## Work instructions:
Pull out every line below holding the word "USGS".

## Excerpted data:
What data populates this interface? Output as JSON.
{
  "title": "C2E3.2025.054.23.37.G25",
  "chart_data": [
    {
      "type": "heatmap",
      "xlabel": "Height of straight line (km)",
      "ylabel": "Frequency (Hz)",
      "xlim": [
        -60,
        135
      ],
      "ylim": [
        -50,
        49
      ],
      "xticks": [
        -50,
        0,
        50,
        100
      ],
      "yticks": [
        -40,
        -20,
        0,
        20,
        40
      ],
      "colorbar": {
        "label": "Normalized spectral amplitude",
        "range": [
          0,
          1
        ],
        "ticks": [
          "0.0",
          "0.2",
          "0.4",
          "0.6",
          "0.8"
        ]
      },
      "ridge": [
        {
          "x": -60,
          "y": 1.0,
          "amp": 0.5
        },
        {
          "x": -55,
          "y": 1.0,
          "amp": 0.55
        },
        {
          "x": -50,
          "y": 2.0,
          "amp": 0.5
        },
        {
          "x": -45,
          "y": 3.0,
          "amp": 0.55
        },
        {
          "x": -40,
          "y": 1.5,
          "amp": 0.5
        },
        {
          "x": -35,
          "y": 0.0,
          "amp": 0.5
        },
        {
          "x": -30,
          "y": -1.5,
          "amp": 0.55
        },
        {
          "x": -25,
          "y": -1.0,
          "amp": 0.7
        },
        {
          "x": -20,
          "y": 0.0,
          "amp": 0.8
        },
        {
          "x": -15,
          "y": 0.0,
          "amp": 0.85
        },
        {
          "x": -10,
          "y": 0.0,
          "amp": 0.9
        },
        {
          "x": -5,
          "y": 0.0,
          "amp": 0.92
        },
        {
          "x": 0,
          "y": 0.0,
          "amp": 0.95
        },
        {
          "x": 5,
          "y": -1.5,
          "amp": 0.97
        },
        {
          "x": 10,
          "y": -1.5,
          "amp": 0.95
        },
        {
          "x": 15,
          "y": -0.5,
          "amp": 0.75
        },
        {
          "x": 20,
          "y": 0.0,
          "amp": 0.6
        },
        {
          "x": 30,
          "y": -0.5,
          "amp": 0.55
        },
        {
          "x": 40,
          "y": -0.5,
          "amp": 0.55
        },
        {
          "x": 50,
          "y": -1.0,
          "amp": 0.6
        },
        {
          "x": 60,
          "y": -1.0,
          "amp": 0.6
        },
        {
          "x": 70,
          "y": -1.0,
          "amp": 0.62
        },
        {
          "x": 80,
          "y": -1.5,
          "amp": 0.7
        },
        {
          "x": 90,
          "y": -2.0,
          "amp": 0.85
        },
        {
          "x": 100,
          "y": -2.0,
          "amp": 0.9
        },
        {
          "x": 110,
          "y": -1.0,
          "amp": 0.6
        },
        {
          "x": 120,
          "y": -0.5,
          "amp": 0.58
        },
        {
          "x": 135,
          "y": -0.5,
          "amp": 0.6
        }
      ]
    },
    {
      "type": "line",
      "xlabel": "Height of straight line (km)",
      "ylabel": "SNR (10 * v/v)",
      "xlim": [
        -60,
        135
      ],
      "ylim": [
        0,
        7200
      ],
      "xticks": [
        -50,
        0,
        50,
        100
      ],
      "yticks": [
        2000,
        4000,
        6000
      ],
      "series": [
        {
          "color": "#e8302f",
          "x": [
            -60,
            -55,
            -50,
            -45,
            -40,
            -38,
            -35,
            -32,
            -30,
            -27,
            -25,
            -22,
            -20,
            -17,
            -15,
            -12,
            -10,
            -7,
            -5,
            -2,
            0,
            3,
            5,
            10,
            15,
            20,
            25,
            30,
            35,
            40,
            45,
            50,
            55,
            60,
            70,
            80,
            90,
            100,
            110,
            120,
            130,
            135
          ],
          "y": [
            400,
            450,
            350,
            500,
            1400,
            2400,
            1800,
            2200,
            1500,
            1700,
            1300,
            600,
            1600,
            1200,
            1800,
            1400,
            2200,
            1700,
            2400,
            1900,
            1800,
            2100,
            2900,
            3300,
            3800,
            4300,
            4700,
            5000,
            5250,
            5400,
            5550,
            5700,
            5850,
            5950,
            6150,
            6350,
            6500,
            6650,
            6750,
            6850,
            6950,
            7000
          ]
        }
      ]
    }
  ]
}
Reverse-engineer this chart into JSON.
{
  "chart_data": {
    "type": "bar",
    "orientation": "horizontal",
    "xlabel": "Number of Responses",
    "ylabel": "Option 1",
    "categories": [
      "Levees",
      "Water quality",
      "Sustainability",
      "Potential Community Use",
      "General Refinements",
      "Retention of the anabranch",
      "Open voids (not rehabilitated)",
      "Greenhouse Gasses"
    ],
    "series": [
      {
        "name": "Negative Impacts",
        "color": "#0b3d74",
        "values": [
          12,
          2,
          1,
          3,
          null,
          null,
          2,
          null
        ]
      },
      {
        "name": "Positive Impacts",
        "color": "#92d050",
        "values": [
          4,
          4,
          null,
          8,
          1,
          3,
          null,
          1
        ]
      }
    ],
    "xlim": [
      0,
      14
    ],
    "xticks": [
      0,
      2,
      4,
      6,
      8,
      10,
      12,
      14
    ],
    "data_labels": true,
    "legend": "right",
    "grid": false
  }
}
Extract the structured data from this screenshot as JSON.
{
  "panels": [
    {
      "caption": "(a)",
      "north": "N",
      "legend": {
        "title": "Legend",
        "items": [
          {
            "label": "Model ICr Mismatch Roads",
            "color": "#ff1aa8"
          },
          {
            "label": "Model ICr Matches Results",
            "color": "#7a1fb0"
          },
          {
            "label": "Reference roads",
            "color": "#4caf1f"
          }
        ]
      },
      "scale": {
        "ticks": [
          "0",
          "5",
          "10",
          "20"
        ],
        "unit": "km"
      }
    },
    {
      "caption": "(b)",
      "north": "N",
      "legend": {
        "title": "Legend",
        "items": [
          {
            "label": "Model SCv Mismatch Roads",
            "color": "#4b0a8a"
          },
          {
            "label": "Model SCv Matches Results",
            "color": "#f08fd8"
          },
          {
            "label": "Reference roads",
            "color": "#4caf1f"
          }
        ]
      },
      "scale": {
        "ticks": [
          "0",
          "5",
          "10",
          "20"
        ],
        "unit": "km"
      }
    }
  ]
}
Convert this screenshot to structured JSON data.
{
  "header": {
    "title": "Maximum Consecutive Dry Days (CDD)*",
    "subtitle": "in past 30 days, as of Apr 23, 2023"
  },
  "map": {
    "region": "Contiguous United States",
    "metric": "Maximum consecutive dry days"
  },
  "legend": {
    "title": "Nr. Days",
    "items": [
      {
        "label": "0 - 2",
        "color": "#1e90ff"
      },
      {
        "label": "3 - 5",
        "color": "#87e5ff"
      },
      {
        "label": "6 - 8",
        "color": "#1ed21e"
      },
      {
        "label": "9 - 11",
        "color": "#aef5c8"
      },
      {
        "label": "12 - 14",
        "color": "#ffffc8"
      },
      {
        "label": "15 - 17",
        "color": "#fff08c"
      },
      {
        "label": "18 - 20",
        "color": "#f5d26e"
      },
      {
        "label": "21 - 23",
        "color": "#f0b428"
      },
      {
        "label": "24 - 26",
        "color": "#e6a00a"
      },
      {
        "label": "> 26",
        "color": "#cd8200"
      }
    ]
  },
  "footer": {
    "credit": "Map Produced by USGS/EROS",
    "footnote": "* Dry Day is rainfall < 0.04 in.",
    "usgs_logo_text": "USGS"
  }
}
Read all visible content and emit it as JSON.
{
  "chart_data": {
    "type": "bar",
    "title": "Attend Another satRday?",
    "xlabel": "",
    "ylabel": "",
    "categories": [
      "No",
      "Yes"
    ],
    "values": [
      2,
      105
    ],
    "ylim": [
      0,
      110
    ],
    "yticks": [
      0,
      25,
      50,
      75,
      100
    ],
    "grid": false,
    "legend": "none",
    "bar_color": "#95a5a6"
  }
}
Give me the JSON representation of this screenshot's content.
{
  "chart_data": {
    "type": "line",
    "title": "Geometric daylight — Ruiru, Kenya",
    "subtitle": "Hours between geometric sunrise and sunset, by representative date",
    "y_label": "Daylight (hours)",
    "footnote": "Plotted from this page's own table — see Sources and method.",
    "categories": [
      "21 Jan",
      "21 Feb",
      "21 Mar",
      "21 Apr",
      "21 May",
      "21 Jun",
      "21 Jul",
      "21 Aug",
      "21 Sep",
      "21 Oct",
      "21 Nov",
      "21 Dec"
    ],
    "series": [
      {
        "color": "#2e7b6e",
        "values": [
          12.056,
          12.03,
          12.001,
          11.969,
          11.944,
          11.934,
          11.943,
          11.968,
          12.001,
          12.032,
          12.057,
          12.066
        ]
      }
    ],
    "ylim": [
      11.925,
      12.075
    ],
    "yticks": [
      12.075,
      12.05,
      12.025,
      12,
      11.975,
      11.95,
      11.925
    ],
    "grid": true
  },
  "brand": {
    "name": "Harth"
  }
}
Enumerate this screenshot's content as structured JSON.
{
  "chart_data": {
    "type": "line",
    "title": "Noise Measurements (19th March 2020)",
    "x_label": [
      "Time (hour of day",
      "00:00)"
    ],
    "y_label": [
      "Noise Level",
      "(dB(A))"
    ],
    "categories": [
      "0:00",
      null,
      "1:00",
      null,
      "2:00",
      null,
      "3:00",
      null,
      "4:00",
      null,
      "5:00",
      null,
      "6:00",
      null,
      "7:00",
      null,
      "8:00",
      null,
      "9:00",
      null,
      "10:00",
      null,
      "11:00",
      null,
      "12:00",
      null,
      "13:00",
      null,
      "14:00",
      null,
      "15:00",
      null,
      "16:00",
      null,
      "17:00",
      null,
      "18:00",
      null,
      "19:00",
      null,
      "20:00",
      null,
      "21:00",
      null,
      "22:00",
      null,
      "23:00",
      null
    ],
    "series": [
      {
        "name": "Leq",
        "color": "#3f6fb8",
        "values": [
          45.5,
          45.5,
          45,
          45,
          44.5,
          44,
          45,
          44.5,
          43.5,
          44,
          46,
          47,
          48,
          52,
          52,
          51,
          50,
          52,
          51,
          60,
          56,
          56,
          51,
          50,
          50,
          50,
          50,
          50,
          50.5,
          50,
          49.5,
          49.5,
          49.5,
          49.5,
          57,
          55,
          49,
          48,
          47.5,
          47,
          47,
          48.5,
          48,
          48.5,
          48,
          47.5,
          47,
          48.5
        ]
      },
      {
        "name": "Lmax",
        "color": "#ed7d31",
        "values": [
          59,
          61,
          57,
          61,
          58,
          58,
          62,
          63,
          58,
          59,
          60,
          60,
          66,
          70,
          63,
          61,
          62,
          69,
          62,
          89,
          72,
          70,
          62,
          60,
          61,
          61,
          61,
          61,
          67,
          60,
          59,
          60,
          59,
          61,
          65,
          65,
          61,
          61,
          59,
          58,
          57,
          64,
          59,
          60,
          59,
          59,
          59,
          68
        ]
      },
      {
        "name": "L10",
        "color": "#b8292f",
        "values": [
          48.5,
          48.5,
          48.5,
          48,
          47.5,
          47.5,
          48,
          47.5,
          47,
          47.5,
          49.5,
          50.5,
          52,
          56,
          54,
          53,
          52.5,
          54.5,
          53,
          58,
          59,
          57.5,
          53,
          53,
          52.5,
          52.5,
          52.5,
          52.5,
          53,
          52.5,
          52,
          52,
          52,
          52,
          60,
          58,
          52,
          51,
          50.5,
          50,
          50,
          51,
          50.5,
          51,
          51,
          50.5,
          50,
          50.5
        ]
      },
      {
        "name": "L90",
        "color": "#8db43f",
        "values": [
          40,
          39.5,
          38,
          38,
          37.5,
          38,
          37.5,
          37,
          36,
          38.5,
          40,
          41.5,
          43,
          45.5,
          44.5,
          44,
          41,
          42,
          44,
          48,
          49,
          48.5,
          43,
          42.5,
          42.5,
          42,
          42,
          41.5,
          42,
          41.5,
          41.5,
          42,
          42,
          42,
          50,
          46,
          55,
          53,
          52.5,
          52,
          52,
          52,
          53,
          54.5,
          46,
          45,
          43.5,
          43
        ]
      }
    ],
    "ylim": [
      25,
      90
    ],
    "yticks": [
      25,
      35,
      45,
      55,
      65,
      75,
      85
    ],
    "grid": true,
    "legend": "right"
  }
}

## Exercise result:
    "credit": "Map Produced by USGS/EROS",
    "usgs_logo_text": "USGS"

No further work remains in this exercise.